**What the task asks**:
Please express the records, from the first line through the line containing "status-time: 0:02 |", as a JSON list of strings with one string per line and no blank lines.
***** Excerpted data
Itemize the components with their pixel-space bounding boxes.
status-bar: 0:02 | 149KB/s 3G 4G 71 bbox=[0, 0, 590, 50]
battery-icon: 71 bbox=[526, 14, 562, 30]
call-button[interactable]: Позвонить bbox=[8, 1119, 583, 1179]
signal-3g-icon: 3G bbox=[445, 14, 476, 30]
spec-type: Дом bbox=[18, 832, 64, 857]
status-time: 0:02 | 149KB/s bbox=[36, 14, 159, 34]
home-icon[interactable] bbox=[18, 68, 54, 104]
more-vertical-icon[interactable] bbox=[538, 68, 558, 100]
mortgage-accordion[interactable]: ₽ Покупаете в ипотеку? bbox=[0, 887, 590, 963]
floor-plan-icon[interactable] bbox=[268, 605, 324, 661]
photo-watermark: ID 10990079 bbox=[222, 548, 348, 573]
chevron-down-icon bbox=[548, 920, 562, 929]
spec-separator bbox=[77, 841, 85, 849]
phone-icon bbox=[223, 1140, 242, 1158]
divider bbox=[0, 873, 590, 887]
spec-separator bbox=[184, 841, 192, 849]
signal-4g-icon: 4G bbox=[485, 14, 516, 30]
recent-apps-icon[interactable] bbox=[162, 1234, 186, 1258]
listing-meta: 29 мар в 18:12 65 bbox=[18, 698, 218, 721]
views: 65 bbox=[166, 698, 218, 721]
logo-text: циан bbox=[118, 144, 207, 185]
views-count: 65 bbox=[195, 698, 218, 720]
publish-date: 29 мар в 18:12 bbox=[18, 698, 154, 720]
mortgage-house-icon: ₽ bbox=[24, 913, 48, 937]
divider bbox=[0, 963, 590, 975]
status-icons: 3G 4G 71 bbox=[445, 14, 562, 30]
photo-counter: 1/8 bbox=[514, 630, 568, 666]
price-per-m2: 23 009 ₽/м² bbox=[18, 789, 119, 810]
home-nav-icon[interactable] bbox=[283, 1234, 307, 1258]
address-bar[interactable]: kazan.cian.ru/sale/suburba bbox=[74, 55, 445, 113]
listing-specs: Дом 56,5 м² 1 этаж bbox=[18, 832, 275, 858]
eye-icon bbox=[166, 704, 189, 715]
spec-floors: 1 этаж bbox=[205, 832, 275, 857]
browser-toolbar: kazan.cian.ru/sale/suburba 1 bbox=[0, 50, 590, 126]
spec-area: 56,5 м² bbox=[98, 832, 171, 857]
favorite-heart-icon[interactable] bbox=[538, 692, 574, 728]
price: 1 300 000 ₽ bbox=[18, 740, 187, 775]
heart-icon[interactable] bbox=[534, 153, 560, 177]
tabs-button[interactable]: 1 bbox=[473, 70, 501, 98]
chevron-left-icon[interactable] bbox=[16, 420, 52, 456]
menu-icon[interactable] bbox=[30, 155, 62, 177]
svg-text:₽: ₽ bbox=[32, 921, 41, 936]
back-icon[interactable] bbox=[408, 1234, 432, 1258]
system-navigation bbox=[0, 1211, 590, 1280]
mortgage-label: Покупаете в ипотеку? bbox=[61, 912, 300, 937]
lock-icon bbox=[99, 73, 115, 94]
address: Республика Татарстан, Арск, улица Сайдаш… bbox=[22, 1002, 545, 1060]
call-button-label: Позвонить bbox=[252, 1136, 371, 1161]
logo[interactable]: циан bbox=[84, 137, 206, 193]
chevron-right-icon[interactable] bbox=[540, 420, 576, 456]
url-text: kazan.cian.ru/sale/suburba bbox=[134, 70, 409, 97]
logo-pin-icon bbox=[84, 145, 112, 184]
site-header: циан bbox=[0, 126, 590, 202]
**********
**Correct output**:
[
  "Itemize the components with their pixel-space bounding boxes.",
  "status-bar: 0:02 | 149KB/s 3G 4G 71 bbox=[0, 0, 590, 50]",
  "battery-icon: 71 bbox=[526, 14, 562, 30]",
  "call-button[interactable]: Позвонить bbox=[8, 1119, 583, 1179]",
  "signal-3g-icon: 3G bbox=[445, 14, 476, 30]",
  "spec-type: Дом bbox=[18, 832, 64, 857]",
  "status-time: 0:02 | 149KB/s bbox=[36, 14, 159, 34]"
]